Since $$\dot{V}(x) = 0$$ for all $$x_1 = x_2$$, we need to check whether the origin is the only point where $$\dot{V}(x) = 0$$. It can be seen from the state equation that $$x_1 = x_2$$ can only happen at the origin, therefore the origin globally asymptotically stable.

It is not clear to me how from the state equation that $$x_1 = x_2$$ can only happen at the origin. Any suggestions!

Hint.

_____

Stated task »
In the stability passage, what conclusion is drawn about the origin?

Listings of boxed layout items:
_____

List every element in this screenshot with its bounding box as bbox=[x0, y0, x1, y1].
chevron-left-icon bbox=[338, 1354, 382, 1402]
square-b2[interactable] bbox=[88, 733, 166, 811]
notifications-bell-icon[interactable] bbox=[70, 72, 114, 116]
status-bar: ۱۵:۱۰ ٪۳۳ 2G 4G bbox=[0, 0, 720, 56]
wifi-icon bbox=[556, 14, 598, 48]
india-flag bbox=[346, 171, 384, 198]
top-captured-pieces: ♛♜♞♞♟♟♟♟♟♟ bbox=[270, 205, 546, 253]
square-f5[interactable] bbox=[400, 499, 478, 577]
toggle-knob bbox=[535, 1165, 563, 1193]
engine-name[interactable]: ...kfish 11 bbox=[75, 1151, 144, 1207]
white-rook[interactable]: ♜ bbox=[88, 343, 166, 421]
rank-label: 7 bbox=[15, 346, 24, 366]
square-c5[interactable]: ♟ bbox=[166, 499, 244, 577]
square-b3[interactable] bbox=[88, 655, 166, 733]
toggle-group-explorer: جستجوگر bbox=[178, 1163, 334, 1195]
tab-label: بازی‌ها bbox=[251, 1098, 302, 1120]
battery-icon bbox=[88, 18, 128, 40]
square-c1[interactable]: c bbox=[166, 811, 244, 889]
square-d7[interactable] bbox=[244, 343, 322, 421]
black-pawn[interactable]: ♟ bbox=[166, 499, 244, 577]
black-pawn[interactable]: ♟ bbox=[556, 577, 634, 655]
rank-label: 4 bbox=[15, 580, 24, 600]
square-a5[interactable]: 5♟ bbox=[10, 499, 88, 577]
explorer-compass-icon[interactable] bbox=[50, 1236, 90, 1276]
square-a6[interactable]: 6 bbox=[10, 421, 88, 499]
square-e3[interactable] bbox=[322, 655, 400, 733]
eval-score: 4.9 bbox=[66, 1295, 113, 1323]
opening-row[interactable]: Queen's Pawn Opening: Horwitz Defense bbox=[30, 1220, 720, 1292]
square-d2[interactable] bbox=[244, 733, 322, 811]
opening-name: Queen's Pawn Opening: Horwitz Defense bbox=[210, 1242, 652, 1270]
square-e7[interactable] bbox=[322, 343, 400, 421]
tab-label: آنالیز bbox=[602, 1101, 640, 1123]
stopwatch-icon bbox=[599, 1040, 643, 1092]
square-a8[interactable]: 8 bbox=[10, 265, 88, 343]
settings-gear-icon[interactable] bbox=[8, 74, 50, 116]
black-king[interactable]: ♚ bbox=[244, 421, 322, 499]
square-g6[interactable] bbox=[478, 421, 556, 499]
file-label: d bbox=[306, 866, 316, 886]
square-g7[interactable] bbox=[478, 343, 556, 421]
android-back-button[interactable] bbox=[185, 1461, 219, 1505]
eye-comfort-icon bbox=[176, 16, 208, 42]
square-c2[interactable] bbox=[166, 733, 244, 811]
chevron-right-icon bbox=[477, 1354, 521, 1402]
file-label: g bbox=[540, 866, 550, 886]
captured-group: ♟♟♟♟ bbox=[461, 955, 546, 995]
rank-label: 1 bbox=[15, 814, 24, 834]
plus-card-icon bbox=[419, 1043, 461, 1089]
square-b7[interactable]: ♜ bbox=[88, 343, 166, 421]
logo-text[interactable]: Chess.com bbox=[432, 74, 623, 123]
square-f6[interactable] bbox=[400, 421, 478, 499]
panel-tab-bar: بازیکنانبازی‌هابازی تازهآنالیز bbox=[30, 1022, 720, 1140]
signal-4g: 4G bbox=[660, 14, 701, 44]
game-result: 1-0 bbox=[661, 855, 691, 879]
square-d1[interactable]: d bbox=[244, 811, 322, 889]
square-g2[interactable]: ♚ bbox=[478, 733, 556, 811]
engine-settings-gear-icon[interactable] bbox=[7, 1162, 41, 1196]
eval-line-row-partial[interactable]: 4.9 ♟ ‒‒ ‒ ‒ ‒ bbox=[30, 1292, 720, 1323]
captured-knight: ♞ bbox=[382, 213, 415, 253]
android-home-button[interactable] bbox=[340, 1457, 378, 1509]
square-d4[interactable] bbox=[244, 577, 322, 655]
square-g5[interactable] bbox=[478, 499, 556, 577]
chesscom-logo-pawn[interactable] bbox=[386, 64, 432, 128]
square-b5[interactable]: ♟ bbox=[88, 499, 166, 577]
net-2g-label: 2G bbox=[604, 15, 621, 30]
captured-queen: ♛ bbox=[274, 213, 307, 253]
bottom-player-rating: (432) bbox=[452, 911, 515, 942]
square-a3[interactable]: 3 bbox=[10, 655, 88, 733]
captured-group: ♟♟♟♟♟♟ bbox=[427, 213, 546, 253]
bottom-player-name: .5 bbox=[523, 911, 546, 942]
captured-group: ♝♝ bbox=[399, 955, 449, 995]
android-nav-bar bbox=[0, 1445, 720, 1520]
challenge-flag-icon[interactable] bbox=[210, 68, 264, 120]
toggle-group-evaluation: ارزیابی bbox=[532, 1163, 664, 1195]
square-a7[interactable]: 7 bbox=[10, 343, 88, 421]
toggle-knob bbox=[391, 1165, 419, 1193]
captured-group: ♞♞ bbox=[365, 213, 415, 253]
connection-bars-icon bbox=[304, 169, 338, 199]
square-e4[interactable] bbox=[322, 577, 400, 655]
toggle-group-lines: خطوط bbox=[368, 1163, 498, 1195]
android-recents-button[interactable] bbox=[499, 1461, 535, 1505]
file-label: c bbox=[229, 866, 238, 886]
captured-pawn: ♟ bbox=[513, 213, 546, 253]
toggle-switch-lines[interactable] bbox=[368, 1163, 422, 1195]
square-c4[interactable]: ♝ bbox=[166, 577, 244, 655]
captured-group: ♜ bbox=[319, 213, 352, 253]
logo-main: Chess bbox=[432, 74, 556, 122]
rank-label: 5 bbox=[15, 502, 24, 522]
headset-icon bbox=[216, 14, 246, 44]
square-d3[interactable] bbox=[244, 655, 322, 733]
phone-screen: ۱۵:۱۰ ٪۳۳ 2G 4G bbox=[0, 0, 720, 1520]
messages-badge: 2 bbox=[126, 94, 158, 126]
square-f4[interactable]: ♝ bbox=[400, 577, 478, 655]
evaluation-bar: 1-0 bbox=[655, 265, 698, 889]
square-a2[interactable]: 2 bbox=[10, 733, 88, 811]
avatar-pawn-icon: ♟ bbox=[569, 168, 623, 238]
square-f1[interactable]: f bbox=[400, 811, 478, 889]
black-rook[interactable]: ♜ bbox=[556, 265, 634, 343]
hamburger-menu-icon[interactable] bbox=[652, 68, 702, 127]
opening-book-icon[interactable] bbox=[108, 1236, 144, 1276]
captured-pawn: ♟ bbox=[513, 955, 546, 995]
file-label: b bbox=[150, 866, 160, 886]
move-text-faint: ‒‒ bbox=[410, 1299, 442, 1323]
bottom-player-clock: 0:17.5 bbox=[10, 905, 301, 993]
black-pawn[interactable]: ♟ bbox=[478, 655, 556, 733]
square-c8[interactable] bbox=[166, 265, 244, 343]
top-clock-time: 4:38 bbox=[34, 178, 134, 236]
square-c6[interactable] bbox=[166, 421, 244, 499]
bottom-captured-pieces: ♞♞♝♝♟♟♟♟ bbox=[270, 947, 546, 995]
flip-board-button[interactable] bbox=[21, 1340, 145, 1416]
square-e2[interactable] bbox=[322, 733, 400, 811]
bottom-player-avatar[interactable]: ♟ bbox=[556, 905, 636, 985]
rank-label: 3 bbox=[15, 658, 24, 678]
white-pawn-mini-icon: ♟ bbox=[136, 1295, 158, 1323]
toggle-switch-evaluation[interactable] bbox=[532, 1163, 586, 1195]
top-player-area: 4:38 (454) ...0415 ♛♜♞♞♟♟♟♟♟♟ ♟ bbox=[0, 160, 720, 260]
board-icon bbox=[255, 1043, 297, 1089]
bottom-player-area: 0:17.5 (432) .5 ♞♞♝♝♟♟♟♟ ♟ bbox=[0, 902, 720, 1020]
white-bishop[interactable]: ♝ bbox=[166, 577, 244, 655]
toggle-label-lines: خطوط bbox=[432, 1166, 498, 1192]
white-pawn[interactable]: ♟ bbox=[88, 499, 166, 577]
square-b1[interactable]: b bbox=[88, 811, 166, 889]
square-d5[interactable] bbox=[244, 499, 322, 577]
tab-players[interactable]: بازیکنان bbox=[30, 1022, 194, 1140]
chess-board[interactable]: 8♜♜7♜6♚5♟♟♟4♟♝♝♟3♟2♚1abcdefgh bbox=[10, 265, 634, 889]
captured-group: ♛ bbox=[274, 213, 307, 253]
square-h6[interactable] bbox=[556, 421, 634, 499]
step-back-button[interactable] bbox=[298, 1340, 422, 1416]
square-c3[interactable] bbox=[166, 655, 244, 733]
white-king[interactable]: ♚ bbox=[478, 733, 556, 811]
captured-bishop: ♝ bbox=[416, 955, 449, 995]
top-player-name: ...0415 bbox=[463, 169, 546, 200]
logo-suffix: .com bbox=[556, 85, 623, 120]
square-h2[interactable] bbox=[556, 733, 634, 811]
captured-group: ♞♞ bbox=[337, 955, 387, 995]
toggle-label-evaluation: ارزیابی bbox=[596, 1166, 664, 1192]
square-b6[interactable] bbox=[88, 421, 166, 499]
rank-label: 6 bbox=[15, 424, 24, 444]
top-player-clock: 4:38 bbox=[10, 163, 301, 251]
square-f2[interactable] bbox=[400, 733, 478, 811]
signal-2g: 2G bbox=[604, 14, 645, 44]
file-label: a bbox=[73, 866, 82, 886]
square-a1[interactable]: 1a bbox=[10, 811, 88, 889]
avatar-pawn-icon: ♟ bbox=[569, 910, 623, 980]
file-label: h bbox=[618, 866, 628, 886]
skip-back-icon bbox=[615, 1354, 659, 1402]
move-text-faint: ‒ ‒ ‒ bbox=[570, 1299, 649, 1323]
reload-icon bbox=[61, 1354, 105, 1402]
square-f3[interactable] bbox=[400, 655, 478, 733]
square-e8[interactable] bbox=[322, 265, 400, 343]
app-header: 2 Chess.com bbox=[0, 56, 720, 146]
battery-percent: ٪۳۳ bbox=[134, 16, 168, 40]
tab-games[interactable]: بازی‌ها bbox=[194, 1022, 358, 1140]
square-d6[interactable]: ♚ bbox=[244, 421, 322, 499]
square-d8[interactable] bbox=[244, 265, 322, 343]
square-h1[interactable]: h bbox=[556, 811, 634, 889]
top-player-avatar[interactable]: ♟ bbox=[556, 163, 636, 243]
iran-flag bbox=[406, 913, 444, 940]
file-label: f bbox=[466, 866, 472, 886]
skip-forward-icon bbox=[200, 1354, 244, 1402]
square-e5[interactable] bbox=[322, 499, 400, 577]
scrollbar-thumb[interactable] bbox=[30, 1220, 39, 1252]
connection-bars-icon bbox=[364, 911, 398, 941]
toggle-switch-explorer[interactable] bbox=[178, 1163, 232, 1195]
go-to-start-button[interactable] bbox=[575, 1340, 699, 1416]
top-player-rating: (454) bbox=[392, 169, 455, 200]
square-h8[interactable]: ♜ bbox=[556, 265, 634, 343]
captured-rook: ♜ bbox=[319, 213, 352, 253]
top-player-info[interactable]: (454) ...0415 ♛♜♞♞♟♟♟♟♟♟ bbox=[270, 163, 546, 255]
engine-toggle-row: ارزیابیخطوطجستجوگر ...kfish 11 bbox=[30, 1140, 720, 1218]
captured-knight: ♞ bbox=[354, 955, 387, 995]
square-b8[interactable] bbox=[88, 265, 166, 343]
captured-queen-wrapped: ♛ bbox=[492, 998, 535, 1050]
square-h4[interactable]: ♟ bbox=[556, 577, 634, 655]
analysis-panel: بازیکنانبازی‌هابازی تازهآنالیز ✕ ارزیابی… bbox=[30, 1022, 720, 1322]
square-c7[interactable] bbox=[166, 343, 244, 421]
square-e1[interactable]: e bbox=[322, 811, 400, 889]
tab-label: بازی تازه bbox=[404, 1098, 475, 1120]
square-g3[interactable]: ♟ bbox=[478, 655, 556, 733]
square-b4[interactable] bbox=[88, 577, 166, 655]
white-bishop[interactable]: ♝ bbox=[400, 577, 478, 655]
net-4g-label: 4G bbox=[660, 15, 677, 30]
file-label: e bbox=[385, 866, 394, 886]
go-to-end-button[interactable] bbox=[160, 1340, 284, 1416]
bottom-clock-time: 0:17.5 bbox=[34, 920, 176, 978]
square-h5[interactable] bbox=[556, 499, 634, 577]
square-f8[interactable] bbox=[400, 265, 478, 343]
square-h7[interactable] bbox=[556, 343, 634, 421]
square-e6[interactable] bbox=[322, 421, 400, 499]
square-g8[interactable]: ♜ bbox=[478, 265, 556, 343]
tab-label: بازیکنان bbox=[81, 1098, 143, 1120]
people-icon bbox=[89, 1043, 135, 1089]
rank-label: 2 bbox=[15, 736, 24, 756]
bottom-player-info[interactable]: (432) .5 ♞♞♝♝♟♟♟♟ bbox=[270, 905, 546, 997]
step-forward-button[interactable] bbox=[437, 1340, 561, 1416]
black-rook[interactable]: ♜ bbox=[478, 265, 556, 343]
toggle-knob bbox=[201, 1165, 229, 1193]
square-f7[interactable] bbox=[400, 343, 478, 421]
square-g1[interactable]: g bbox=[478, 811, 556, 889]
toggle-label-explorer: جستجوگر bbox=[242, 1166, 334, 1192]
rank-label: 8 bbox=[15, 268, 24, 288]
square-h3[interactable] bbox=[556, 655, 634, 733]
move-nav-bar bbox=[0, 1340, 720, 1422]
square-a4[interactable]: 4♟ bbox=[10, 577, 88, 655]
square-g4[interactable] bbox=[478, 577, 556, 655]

_____

Right answer »
The origin is globally asymptotically stable.